## [Supplied entries]
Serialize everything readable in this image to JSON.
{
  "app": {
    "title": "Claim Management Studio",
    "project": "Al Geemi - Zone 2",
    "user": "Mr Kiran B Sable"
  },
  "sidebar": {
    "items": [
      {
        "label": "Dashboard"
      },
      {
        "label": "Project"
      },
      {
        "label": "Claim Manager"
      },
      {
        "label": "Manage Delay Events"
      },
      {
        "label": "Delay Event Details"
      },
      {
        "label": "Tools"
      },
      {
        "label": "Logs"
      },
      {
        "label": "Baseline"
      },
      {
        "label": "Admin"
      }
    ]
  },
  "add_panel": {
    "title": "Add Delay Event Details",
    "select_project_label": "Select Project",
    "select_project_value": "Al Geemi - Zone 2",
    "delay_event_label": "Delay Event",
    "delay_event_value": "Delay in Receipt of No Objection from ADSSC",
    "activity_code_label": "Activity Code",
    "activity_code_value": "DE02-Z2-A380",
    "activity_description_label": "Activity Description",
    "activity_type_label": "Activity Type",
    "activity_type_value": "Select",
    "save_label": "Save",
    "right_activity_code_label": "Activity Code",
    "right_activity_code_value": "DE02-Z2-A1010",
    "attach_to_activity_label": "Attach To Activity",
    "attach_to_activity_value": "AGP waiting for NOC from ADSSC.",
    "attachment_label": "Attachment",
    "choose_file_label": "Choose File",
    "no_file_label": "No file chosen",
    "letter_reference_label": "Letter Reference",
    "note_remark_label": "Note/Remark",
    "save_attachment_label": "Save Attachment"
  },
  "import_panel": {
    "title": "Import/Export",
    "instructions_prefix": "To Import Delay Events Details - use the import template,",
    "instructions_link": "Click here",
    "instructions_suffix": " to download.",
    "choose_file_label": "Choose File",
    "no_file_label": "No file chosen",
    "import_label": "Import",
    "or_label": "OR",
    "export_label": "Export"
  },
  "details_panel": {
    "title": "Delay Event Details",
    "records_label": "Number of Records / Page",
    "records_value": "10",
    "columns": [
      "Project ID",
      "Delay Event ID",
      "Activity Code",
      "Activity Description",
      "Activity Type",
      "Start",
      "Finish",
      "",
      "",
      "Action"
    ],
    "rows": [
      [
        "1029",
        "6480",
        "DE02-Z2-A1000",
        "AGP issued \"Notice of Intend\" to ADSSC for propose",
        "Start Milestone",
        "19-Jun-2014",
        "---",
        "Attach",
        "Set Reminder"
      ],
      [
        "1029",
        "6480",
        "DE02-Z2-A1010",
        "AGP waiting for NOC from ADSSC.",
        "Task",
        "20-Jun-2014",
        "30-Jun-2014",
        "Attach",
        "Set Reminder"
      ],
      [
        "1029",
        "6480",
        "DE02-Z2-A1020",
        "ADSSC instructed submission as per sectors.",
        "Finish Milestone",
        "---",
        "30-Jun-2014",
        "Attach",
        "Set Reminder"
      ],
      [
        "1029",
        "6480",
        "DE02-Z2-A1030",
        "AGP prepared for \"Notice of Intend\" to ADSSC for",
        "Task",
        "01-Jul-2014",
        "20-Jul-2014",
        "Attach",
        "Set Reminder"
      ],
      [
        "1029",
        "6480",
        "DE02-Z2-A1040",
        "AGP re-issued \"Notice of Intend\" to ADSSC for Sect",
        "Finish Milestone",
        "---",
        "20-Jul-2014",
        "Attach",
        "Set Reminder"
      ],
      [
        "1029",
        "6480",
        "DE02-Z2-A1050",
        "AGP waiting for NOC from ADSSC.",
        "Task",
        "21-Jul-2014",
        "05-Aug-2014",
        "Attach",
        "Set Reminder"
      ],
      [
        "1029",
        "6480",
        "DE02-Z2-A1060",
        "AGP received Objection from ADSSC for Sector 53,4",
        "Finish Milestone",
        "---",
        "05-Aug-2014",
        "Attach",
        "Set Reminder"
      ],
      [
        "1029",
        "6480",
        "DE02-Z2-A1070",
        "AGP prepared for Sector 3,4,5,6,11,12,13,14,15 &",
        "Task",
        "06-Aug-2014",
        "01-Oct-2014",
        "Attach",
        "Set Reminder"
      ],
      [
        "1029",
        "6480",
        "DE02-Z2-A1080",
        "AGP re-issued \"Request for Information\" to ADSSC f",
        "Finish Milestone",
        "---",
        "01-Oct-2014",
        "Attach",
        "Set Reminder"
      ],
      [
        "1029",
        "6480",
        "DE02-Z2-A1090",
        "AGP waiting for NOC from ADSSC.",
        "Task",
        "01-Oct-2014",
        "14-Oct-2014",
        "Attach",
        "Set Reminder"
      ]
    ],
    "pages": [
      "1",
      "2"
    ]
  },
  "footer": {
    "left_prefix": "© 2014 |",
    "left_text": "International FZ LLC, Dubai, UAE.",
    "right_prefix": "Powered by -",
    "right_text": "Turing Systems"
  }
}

## [Aim of the task]
Recite the full listing above exactly.

## [Exercise answer]
Serialize everything readable in this image to JSON.
{
  "app": {
    "title": "Claim Management Studio",
    "project": "Al Geemi - Zone 2",
    "user": "Mr Kiran B Sable"
  },
  "sidebar": {
    "items": [
      {
        "label": "Dashboard"
      },
      {
        "label": "Project"
      },
      {
        "label": "Claim Manager"
      },
      {
        "label": "Manage Delay Events"
      },
      {
        "label": "Delay Event Details"
      },
      {
        "label": "Tools"
      },
      {
        "label": "Logs"
      },
      {
        "label": "Baseline"
      },
      {
        "label": "Admin"
      }
    ]
  },
  "add_panel": {
    "title": "Add Delay Event Details",
    "select_project_label": "Select Project",
    "select_project_value": "Al Geemi - Zone 2",
    "delay_event_label": "Delay Event",
    "delay_event_value": "Delay in Receipt of No Objection from ADSSC",
    "activity_code_label": "Activity Code",
    "activity_code_value": "DE02-Z2-A380",
    "activity_description_label": "Activity Description",
    "activity_type_label": "Activity Type",
    "activity_type_value": "Select",
    "save_label": "Save",
    "right_activity_code_label": "Activity Code",
    "right_activity_code_value": "DE02-Z2-A1010",
    "attach_to_activity_label": "Attach To Activity",
    "attach_to_activity_value": "AGP waiting for NOC from ADSSC.",
    "attachment_label": "Attachment",
    "choose_file_label": "Choose File",
    "no_file_label": "No file chosen",
    "letter_reference_label": "Letter Reference",
    "note_remark_label": "Note/Remark",
    "save_attachment_label": "Save Attachment"
  },
  "import_panel": {
    "title": "Import/Export",
    "instructions_prefix": "To Import Delay Events Details - use the import template,",
    "instructions_link": "Click here",
    "instructions_suffix": " to download.",
    "choose_file_label": "Choose File",
    "no_file_label": "No file chosen",
    "import_label": "Import",
    "or_label": "OR",
    "export_label": "Export"
  },
  "details_panel": {
    "title": "Delay Event Details",
    "records_label": "Number of Records / Page",
    "records_value": "10",
    "columns": [
      "Project ID",
      "Delay Event ID",
      "Activity Code",
      "Activity Description",
      "Activity Type",
      "Start",
      "Finish",
      "",
      "",
      "Action"
    ],
    "rows": [
      [
        "1029",
        "6480",
        "DE02-Z2-A1000",
        "AGP issued \"Notice of Intend\" to ADSSC for propose",
        "Start Milestone",
        "19-Jun-2014",
        "---",
        "Attach",
        "Set Reminder"
      ],
      [
        "1029",
        "6480",
        "DE02-Z2-A1010",
        "AGP waiting for NOC from ADSSC.",
        "Task",
        "20-Jun-2014",
        "30-Jun-2014",
        "Attach",
        "Set Reminder"
      ],
      [
        "1029",
        "6480",
        "DE02-Z2-A1020",
        "ADSSC instructed submission as per sectors.",
        "Finish Milestone",
        "---",
        "30-Jun-2014",
        "Attach",
        "Set Reminder"
      ],
      [
        "1029",
        "6480",
        "DE02-Z2-A1030",
        "AGP prepared for \"Notice of Intend\" to ADSSC for",
        "Task",
        "01-Jul-2014",
        "20-Jul-2014",
        "Attach",
        "Set Reminder"
      ],
      [
        "1029",
        "6480",
        "DE02-Z2-A1040",
        "AGP re-issued \"Notice of Intend\" to ADSSC for Sect",
        "Finish Milestone",
        "---",
        "20-Jul-2014",
        "Attach",
        "Set Reminder"
      ],
      [
        "1029",
        "6480",
        "DE02-Z2-A1050",
        "AGP waiting for NOC from ADSSC.",
        "Task",
        "21-Jul-2014",
        "05-Aug-2014",
        "Attach",
        "Set Reminder"
      ],
      [
        "1029",
        "6480",
        "DE02-Z2-A1060",
        "AGP received Objection from ADSSC for Sector 53,4",
        "Finish Milestone",
        "---",
        "05-Aug-2014",
        "Attach",
        "Set Reminder"
      ],
      [
        "1029",
        "6480",
        "DE02-Z2-A1070",
        "AGP prepared for Sector 3,4,5,6,11,12,13,14,15 &",
        "Task",
        "06-Aug-2014",
        "01-Oct-2014",
        "Attach",
        "Set Reminder"
      ],
      [
        "1029",
        "6480",
        "DE02-Z2-A1080",
        "AGP re-issued \"Request for Information\" to ADSSC f",
        "Finish Milestone",
        "---",
        "01-Oct-2014",
        "Attach",
        "Set Reminder"
      ],
      [
        "1029",
        "6480",
        "DE02-Z2-A1090",
        "AGP waiting for NOC from ADSSC.",
        "Task",
        "01-Oct-2014",
        "14-Oct-2014",
        "Attach",
        "Set Reminder"
      ]
    ],
    "pages": [
      "1",
      "2"
    ]
  },
  "footer": {
    "left_prefix": "© 2014 |",
    "left_text": "International FZ LLC, Dubai, UAE.",
    "right_prefix": "Powered by -",
    "right_text": "Turing Systems"
  }
}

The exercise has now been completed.